▶ **Set exercise**
Find and copy every line in the records that includes the string "forslag".

━━━━━━

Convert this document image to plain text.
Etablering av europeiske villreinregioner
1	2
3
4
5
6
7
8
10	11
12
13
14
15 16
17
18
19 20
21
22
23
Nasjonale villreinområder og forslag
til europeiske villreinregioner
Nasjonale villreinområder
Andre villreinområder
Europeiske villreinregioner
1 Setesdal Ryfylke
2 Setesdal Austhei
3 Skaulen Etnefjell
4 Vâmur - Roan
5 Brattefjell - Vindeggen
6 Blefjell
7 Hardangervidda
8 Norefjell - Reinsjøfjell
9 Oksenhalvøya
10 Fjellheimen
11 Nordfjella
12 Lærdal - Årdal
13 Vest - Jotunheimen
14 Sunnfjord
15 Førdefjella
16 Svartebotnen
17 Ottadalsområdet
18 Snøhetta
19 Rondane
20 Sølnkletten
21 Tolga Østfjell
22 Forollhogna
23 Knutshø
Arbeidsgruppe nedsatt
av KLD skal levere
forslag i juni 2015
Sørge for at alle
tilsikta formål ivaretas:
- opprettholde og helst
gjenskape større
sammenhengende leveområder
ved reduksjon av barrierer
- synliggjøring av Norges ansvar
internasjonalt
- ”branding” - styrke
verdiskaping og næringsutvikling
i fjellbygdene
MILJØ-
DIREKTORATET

━━━━━━

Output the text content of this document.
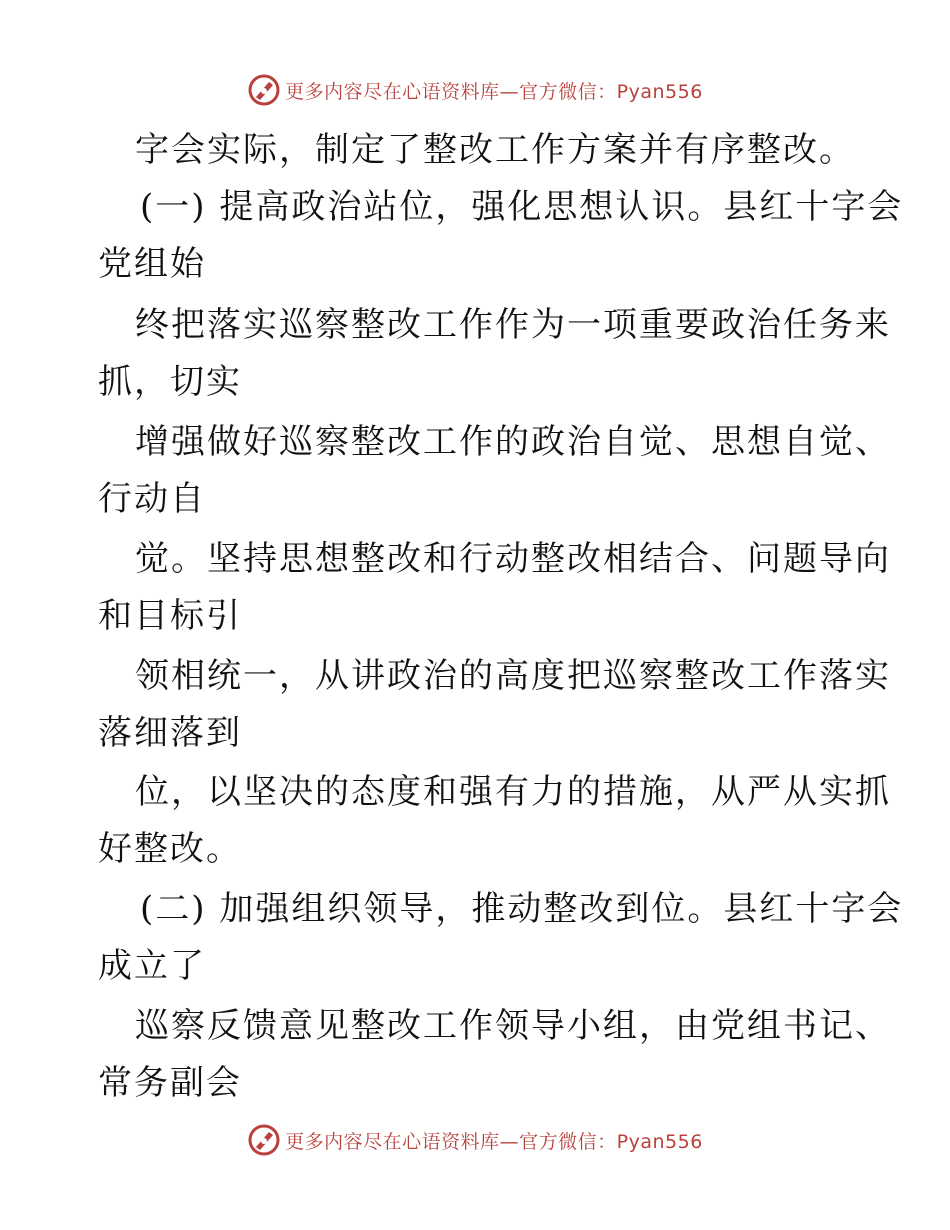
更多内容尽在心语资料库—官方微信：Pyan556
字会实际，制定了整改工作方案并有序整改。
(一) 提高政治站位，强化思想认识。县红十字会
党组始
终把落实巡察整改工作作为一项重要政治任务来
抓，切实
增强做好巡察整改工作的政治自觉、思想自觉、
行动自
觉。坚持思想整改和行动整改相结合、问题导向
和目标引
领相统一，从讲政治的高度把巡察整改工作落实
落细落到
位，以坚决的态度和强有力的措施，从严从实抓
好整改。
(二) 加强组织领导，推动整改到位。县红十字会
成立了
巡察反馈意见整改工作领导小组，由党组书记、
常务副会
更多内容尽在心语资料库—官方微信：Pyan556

━━━━━━

▶ **Response below**
Nasjonale villreinområder og forslag
forslag i juni 2015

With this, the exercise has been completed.